- **Information given**:
..............................
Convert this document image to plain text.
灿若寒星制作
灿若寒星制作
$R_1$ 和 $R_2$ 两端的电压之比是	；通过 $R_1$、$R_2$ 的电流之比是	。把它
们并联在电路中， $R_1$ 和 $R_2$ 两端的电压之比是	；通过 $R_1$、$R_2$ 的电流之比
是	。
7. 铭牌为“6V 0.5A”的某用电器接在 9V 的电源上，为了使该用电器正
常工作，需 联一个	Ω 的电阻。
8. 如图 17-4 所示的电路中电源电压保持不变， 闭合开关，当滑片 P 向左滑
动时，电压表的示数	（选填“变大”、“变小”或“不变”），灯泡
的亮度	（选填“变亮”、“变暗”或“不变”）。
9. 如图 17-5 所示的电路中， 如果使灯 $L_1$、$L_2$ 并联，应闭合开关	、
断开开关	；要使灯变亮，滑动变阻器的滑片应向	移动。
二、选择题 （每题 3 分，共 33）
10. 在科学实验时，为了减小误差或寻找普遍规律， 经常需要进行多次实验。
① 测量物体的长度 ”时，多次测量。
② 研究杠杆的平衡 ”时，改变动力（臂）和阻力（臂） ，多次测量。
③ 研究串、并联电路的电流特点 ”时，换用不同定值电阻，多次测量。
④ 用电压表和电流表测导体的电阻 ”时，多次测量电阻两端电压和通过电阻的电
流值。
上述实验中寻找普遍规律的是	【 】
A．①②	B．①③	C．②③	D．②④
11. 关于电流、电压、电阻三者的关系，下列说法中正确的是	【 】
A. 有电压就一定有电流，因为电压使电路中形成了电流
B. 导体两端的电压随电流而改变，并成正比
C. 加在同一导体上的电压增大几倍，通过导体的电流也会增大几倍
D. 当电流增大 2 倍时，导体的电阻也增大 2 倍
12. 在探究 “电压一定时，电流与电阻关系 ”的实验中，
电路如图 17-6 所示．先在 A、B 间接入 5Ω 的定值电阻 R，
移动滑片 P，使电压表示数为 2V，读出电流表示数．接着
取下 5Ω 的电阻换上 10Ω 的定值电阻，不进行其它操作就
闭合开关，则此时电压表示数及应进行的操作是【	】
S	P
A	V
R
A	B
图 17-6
..............................
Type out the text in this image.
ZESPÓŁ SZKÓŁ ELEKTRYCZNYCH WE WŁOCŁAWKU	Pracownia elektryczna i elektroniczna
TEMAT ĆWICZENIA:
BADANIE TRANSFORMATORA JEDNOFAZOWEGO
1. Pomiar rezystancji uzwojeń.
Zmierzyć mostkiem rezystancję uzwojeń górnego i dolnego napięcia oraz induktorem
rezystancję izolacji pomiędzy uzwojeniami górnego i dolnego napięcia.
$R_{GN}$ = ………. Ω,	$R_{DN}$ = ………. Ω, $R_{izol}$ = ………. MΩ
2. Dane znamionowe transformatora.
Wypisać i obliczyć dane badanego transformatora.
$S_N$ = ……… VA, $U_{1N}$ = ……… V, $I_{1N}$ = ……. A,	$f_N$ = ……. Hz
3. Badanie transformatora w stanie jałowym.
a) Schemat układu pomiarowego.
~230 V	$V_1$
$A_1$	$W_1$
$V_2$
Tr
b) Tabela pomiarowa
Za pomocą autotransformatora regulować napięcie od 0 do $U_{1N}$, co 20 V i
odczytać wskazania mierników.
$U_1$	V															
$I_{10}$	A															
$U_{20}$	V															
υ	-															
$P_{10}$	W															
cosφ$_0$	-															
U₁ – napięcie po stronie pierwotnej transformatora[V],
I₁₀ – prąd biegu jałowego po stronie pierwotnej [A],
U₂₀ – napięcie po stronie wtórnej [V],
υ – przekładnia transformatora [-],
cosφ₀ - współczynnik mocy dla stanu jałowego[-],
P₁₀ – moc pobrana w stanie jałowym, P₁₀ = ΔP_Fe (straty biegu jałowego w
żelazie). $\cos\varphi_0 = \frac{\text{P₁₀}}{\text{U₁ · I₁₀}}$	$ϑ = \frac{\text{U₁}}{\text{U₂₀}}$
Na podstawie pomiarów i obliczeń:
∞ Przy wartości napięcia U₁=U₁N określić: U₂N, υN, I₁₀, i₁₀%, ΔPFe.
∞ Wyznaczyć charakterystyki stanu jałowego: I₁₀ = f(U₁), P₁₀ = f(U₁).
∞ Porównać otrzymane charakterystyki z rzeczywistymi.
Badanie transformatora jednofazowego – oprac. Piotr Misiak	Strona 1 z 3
..............................
- **Written exercise**: Look through the data and gather every line with the string "stanie" in it.

- **Expected output**:
3. Badanie transformatora w stanie jałowym.
P₁₀ – moc pobrana w stanie jałowym, P₁₀ = ΔP_Fe (straty biegu jałowego w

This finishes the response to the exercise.